> Requirements
Pick every line with "accent" from the material below.
━━━━━━━━━━━━━━━━━━━━
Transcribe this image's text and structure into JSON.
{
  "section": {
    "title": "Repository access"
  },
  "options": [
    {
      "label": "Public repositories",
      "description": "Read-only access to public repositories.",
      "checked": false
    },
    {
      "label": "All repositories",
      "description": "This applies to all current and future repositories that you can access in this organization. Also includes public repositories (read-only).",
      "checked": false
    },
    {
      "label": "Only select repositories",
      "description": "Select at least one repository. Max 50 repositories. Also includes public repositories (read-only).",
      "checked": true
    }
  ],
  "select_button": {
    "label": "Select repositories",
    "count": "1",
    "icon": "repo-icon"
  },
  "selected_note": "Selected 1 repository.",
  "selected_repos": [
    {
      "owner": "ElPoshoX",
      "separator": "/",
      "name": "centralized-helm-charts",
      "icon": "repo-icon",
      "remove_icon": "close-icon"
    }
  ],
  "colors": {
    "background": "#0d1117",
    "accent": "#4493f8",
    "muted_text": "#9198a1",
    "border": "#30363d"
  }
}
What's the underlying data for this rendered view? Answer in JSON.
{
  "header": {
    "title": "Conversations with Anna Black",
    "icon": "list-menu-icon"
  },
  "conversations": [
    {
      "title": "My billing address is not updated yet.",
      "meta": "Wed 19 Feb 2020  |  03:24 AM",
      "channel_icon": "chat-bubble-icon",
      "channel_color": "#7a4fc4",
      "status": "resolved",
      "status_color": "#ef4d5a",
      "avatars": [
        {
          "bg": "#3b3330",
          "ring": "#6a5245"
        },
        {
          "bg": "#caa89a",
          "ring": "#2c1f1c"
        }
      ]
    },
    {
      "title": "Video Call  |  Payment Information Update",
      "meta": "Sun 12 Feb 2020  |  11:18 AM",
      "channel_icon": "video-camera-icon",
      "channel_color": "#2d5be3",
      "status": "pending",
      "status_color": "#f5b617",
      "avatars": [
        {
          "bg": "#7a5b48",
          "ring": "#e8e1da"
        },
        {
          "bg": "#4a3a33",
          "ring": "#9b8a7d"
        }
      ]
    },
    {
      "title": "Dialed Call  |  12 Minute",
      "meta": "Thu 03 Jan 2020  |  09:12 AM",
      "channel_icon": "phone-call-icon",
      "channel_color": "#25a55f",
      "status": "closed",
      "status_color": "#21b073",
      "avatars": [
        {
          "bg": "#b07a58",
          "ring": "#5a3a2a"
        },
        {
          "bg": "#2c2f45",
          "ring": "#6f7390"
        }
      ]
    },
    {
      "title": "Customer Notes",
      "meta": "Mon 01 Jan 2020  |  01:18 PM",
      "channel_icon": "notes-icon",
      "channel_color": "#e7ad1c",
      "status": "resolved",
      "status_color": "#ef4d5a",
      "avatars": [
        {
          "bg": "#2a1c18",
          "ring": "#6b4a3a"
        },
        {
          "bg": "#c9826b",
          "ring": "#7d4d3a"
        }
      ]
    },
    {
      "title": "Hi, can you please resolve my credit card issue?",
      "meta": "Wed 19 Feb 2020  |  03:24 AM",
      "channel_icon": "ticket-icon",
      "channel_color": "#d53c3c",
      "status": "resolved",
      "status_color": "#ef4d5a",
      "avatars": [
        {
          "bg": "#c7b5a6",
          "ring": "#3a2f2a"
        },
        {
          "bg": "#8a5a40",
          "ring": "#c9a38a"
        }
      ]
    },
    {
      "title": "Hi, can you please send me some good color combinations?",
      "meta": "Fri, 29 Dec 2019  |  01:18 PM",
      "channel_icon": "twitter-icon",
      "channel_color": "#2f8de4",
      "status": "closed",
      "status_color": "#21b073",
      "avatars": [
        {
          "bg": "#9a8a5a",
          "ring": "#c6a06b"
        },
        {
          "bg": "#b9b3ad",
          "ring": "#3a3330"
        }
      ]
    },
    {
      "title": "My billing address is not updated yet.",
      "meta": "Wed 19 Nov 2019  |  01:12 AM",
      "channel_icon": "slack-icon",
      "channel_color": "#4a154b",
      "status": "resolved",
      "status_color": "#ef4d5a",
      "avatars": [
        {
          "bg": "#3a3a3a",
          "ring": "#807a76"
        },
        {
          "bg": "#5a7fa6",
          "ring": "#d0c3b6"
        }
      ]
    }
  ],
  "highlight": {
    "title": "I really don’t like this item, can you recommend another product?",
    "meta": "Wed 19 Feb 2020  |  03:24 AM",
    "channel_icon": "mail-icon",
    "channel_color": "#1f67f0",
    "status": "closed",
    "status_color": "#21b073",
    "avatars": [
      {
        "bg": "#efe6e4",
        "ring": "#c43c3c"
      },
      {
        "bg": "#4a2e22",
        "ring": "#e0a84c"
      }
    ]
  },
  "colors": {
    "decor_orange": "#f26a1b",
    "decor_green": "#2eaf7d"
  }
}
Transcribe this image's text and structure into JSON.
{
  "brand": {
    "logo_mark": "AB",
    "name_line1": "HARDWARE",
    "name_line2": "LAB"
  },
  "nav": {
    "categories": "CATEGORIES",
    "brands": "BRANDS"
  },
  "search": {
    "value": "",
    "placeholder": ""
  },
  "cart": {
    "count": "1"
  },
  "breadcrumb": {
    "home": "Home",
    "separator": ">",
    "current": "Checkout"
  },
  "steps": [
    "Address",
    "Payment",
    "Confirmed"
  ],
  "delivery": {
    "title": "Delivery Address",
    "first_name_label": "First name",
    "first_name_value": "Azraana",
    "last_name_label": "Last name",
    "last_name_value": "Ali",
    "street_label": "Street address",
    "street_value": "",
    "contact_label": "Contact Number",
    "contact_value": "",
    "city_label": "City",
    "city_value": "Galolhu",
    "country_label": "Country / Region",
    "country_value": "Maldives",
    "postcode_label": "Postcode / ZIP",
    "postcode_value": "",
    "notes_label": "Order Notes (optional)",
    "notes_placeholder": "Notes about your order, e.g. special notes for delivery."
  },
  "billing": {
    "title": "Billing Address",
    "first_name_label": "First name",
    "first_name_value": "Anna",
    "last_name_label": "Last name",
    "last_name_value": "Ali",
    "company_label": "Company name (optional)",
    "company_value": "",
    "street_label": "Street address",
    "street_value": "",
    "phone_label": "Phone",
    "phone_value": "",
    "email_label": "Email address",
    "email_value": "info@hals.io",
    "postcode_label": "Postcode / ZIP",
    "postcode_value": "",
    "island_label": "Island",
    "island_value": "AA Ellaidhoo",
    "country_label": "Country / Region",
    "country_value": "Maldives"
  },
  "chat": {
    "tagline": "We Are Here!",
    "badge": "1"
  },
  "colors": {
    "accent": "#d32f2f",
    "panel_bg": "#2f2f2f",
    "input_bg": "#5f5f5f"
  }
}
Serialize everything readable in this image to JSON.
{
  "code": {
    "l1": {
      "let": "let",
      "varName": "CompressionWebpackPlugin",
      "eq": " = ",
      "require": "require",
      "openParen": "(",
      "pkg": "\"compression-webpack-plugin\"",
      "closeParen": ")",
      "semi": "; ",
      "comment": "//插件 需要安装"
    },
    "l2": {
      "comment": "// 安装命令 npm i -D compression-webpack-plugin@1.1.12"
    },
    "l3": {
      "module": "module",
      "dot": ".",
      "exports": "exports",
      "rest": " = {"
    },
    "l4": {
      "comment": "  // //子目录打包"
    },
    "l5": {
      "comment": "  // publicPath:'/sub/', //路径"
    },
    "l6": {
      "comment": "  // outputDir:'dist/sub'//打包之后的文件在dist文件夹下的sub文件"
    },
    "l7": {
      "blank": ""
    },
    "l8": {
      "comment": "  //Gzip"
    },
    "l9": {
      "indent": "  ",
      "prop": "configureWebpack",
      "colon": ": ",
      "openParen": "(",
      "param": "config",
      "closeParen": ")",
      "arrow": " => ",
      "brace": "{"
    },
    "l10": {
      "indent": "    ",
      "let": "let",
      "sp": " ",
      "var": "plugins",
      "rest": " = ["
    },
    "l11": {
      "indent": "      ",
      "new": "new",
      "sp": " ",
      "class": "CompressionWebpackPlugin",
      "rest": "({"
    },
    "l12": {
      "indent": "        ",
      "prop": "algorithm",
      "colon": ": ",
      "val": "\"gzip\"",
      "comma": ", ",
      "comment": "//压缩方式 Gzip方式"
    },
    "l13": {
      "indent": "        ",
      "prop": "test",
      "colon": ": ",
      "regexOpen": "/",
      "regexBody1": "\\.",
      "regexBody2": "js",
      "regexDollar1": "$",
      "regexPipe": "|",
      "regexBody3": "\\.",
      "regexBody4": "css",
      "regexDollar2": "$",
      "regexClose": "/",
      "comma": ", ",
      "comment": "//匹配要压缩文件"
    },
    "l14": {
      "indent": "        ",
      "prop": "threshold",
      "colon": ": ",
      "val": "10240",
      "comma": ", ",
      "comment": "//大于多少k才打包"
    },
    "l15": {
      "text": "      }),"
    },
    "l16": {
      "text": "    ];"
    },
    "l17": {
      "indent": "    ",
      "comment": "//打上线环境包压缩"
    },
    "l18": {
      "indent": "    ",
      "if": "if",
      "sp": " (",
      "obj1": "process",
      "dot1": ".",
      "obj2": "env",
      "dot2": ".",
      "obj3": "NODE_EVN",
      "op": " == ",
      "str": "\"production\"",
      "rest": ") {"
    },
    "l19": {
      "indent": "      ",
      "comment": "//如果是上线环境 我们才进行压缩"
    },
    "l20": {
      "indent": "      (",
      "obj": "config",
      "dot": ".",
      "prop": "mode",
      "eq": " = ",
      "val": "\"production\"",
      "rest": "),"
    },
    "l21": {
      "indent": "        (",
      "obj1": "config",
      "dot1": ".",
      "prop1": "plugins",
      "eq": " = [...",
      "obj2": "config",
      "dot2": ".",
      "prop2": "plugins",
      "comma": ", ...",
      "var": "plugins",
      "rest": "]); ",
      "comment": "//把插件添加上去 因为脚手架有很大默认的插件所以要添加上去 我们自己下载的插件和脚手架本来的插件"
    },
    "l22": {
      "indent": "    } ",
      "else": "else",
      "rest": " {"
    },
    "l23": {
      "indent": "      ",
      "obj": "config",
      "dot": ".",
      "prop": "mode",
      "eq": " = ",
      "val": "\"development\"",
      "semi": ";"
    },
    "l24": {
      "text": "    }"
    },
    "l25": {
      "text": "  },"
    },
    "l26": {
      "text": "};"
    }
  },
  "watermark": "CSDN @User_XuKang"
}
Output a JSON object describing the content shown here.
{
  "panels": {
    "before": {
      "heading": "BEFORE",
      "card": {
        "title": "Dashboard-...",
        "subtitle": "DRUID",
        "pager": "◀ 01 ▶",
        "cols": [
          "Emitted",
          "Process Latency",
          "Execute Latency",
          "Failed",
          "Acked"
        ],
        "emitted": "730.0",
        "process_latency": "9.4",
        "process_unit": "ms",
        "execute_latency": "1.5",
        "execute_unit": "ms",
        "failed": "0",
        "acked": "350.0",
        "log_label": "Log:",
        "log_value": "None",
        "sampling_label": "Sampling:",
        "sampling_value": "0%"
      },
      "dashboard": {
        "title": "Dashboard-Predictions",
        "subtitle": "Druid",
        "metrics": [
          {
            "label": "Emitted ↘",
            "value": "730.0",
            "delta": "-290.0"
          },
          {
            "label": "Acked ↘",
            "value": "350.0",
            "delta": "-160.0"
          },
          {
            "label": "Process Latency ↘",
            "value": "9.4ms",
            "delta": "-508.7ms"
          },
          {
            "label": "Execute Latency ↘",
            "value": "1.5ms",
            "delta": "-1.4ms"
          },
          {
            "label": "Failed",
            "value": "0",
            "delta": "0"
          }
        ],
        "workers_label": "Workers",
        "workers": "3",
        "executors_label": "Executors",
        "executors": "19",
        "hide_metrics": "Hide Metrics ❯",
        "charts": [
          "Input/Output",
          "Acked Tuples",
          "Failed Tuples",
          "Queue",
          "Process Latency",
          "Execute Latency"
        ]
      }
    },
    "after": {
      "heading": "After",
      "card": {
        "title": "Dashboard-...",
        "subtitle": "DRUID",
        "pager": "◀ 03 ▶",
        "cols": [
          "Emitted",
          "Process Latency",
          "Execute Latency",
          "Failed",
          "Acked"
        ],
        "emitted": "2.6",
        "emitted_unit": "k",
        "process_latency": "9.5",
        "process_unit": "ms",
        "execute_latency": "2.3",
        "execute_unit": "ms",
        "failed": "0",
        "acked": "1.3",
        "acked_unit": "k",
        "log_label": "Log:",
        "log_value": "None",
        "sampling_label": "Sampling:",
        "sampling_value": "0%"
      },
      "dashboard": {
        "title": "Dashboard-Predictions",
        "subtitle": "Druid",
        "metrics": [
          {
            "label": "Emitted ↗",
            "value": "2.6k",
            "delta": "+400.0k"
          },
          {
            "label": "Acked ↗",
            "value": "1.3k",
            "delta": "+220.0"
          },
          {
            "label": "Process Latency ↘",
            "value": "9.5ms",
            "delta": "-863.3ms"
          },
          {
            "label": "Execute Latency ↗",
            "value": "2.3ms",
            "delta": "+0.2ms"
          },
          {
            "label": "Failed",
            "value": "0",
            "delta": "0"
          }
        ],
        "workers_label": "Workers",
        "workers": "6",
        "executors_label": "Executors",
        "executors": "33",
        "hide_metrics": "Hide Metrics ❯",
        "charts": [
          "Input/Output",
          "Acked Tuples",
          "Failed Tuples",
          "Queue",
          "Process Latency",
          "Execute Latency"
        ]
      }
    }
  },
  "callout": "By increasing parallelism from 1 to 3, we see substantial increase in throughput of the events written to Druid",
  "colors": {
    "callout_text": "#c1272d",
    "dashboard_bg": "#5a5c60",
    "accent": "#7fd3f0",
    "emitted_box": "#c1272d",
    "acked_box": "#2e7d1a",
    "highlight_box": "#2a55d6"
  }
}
━━━━━━━━━━━━━━━━━━━━
> Solution
    "accent": "#4493f8",
    "accent": "#d32f2f",
    "accent": "#7fd3f0",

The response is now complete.